Entries —
%%
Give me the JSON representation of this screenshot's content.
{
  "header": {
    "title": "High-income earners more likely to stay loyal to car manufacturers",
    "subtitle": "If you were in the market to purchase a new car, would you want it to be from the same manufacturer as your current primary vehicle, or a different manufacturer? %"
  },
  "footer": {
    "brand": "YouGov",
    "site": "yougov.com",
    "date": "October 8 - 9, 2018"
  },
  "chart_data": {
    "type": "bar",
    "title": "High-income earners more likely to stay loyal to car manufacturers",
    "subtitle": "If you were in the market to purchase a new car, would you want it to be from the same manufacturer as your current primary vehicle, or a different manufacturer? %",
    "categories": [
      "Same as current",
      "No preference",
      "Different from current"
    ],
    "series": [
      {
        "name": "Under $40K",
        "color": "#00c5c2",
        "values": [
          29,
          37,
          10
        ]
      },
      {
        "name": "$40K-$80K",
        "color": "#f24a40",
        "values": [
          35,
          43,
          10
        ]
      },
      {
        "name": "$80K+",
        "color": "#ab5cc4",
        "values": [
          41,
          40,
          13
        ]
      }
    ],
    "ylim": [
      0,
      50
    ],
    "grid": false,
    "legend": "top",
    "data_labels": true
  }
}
%%
What needs to be done —
Write the material out again word for word.

Answer below —
Give me the JSON representation of this screenshot's content.
{
  "header": {
    "title": "High-income earners more likely to stay loyal to car manufacturers",
    "subtitle": "If you were in the market to purchase a new car, would you want it to be from the same manufacturer as your current primary vehicle, or a different manufacturer? %"
  },
  "footer": {
    "brand": "YouGov",
    "site": "yougov.com",
    "date": "October 8 - 9, 2018"
  },
  "chart_data": {
    "type": "bar",
    "title": "High-income earners more likely to stay loyal to car manufacturers",
    "subtitle": "If you were in the market to purchase a new car, would you want it to be from the same manufacturer as your current primary vehicle, or a different manufacturer? %",
    "categories": [
      "Same as current",
      "No preference",
      "Different from current"
    ],
    "series": [
      {
        "name": "Under $40K",
        "color": "#00c5c2",
        "values": [
          29,
          37,
          10
        ]
      },
      {
        "name": "$40K-$80K",
        "color": "#f24a40",
        "values": [
          35,
          43,
          10
        ]
      },
      {
        "name": "$80K+",
        "color": "#ab5cc4",
        "values": [
          41,
          40,
          13
        ]
      }
    ],
    "ylim": [
      0,
      50
    ],
    "grid": false,
    "legend": "top",
    "data_labels": true
  }
}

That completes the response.